(Dataset rows)
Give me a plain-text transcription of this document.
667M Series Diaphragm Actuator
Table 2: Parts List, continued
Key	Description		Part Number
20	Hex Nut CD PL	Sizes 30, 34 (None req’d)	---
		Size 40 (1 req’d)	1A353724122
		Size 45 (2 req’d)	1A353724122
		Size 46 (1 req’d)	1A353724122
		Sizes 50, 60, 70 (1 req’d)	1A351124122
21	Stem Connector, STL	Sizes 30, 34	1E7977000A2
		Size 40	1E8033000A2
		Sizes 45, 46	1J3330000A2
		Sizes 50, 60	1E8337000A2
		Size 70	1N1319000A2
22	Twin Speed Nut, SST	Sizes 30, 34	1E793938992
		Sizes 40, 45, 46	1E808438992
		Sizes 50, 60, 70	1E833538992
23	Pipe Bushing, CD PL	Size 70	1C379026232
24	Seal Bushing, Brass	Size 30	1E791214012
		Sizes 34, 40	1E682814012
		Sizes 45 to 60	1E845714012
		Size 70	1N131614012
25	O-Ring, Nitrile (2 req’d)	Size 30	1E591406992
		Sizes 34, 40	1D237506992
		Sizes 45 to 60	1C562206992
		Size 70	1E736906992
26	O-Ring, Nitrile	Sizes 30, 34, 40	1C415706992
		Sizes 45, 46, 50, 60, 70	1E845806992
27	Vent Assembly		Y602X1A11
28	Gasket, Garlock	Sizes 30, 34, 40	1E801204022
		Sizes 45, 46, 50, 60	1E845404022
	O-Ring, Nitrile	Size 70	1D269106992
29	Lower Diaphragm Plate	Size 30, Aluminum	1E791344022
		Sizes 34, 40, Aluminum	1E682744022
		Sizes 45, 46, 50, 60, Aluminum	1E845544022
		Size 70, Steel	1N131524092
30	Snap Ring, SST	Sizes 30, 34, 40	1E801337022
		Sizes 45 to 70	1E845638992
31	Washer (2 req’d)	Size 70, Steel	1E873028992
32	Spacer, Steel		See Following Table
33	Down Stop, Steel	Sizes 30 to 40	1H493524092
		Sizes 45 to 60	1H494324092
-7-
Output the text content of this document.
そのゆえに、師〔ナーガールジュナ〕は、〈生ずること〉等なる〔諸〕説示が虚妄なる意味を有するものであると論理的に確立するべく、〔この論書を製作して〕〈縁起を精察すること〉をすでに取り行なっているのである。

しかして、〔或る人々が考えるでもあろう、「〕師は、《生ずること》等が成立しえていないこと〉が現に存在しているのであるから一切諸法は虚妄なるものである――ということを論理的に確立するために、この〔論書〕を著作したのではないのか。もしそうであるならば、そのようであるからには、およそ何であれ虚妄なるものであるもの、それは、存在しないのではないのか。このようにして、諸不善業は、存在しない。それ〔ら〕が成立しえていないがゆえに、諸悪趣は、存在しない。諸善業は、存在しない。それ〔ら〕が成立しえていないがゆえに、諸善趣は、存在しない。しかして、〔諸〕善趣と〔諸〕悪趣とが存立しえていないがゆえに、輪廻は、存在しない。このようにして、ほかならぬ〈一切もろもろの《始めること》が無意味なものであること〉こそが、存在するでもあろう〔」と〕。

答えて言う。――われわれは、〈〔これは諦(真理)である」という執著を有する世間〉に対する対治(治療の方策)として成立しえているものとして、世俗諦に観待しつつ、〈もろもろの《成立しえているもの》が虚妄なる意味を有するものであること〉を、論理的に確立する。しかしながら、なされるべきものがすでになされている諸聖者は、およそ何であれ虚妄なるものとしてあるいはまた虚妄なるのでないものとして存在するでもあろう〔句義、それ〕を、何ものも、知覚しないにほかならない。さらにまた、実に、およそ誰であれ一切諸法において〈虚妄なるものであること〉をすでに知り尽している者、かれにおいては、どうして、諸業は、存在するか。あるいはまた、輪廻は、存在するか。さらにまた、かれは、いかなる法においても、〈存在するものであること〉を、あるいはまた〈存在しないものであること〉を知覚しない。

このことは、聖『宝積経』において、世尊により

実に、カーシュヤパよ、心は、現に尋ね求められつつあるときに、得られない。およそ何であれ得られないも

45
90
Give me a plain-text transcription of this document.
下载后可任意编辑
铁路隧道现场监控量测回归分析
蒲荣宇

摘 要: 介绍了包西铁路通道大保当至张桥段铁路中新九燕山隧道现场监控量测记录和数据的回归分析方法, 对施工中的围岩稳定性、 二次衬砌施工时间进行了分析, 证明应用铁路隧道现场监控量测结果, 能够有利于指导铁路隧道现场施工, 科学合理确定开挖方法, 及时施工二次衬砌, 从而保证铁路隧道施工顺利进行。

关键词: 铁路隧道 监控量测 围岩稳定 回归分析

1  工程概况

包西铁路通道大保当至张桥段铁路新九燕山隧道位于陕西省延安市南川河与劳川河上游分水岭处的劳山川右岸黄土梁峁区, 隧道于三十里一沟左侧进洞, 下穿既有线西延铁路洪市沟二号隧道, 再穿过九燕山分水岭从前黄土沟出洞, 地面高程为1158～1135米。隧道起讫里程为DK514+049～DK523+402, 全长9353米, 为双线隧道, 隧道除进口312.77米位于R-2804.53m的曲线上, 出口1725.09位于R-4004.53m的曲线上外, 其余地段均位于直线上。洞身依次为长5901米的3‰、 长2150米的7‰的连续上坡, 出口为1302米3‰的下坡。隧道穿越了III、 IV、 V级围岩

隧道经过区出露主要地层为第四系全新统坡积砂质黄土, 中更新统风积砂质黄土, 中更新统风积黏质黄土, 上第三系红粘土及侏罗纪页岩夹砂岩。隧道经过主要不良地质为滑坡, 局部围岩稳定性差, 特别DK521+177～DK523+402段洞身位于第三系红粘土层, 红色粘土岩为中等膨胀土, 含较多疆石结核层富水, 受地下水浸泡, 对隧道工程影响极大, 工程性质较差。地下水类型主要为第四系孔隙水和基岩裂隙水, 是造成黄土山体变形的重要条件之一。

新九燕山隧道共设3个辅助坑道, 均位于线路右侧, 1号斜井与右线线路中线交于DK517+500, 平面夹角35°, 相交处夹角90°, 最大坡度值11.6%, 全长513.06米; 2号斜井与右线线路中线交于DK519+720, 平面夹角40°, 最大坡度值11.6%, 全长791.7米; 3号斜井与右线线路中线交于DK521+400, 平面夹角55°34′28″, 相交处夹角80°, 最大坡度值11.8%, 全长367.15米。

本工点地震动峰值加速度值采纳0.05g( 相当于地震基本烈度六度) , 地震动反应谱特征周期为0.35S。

Aim of the exercise - Each line of the material should be duplicated exactly, please.

Answer to this exercise -
Give me a plain-text transcription of this document.
667M Series Diaphragm Actuator
Table 2: Parts List, continued
Key	Description		Part Number
20	Hex Nut CD PL	Sizes 30, 34 (None req’d)	---
		Size 40 (1 req’d)	1A353724122
		Size 45 (2 req’d)	1A353724122
		Size 46 (1 req’d)	1A353724122
		Sizes 50, 60, 70 (1 req’d)	1A351124122
21	Stem Connector, STL	Sizes 30, 34	1E7977000A2
		Size 40	1E8033000A2
		Sizes 45, 46	1J3330000A2
		Sizes 50, 60	1E8337000A2
		Size 70	1N1319000A2
22	Twin Speed Nut, SST	Sizes 30, 34	1E793938992
		Sizes 40, 45, 46	1E808438992
		Sizes 50, 60, 70	1E833538992
23	Pipe Bushing, CD PL	Size 70	1C379026232
24	Seal Bushing, Brass	Size 30	1E791214012
		Sizes 34, 40	1E682814012
		Sizes 45 to 60	1E845714012
		Size 70	1N131614012
25	O-Ring, Nitrile (2 req’d)	Size 30	1E591406992
		Sizes 34, 40	1D237506992
		Sizes 45 to 60	1C562206992
		Size 70	1E736906992
26	O-Ring, Nitrile	Sizes 30, 34, 40	1C415706992
		Sizes 45, 46, 50, 60, 70	1E845806992
27	Vent Assembly		Y602X1A11
28	Gasket, Garlock	Sizes 30, 34, 40	1E801204022
		Sizes 45, 46, 50, 60	1E845404022
	O-Ring, Nitrile	Size 70	1D269106992
29	Lower Diaphragm Plate	Size 30, Aluminum	1E791344022
		Sizes 34, 40, Aluminum	1E682744022
		Sizes 45, 46, 50, 60, Aluminum	1E845544022
		Size 70, Steel	1N131524092
30	Snap Ring, SST	Sizes 30, 34, 40	1E801337022
		Sizes 45 to 70	1E845638992
31	Washer (2 req’d)	Size 70, Steel	1E873028992
32	Spacer, Steel		See Following Table
33	Down Stop, Steel	Sizes 30 to 40	1H493524092
		Sizes 45 to 60	1H494324092
-7-
Output the text content of this document.
そのゆえに、師〔ナーガールジュナ〕は、〈生ずること〉等なる〔諸〕説示が虚妄なる意味を有するものであると論理的に確立するべく、〔この論書を製作して〕〈縁起を精察すること〉をすでに取り行なっているのである。

しかして、〔或る人々が考えるでもあろう、「〕師は、《生ずること》等が成立しえていないこと〉が現に存在しているのであるから一切諸法は虚妄なるものである――ということを論理的に確立するために、この〔論書〕を著作したのではないのか。もしそうであるならば、そのようであるからには、およそ何であれ虚妄なるものであるもの、それは、存在しないのではないのか。このようにして、諸不善業は、存在しない。それ〔ら〕が成立しえていないがゆえに、諸悪趣は、存在しない。諸善業は、存在しない。それ〔ら〕が成立しえていないがゆえに、諸善趣は、存在しない。しかして、〔諸〕善趣と〔諸〕悪趣とが存立しえていないがゆえに、輪廻は、存在しない。このようにして、ほかならぬ〈一切もろもろの《始めること》が無意味なものであること〉こそが、存在するでもあろう〔」と〕。

答えて言う。――われわれは、〈〔これは諦(真理)である」という執著を有する世間〉に対する対治(治療の方策)として成立しえているものとして、世俗諦に観待しつつ、〈もろもろの《成立しえているもの》が虚妄なる意味を有するものであること〉を、論理的に確立する。しかしながら、なされるべきものがすでになされている諸聖者は、およそ何であれ虚妄なるものとしてあるいはまた虚妄なるのでないものとして存在するでもあろう〔句義、それ〕を、何ものも、知覚しないにほかならない。さらにまた、実に、およそ誰であれ一切諸法において〈虚妄なるものであること〉をすでに知り尽している者、かれにおいては、どうして、諸業は、存在するか。あるいはまた、輪廻は、存在するか。さらにまた、かれは、いかなる法においても、〈存在するものであること〉を、あるいはまた〈存在しないものであること〉を知覚しない。

このことは、聖『宝積経』において、世尊により

実に、カーシュヤパよ、心は、現に尋ね求められつつあるときに、得られない。およそ何であれ得られないも

45
90
Give me a plain-text transcription of this document.
下载后可任意编辑
铁路隧道现场监控量测回归分析
蒲荣宇

摘 要: 介绍了包西铁路通道大保当至张桥段铁路中新九燕山隧道现场监控量测记录和数据的回归分析方法, 对施工中的围岩稳定性、 二次衬砌施工时间进行了分析, 证明应用铁路隧道现场监控量测结果, 能够有利于指导铁路隧道现场施工, 科学合理确定开挖方法, 及时施工二次衬砌, 从而保证铁路隧道施工顺利进行。

关键词: 铁路隧道 监控量测 围岩稳定 回归分析

1  工程概况

包西铁路通道大保当至张桥段铁路新九燕山隧道位于陕西省延安市南川河与劳川河上游分水岭处的劳山川右岸黄土梁峁区, 隧道于三十里一沟左侧进洞, 下穿既有线西延铁路洪市沟二号隧道, 再穿过九燕山分水岭从前黄土沟出洞, 地面高程为1158～1135米。隧道起讫里程为DK514+049～DK523+402, 全长9353米, 为双线隧道, 隧道除进口312.77米位于R-2804.53m的曲线上, 出口1725.09位于R-4004.53m的曲线上外, 其余地段均位于直线上。洞身依次为长5901米的3‰、 长2150米的7‰的连续上坡, 出口为1302米3‰的下坡。隧道穿越了III、 IV、 V级围岩

隧道经过区出露主要地层为第四系全新统坡积砂质黄土, 中更新统风积砂质黄土, 中更新统风积黏质黄土, 上第三系红粘土及侏罗纪页岩夹砂岩。隧道经过主要不良地质为滑坡, 局部围岩稳定性差, 特别DK521+177～DK523+402段洞身位于第三系红粘土层, 红色粘土岩为中等膨胀土, 含较多疆石结核层富水, 受地下水浸泡, 对隧道工程影响极大, 工程性质较差。地下水类型主要为第四系孔隙水和基岩裂隙水, 是造成黄土山体变形的重要条件之一。

新九燕山隧道共设3个辅助坑道, 均位于线路右侧, 1号斜井与右线线路中线交于DK517+500, 平面夹角35°, 相交处夹角90°, 最大坡度值11.6%, 全长513.06米; 2号斜井与右线线路中线交于DK519+720, 平面夹角40°, 最大坡度值11.6%, 全长791.7米; 3号斜井与右线线路中线交于DK521+400, 平面夹角55°34′28″, 相交处夹角80°, 最大坡度值11.8%, 全长367.15米。

本工点地震动峰值加速度值采纳0.05g( 相当于地震基本烈度六度) , 地震动反应谱特征周期为0.35S。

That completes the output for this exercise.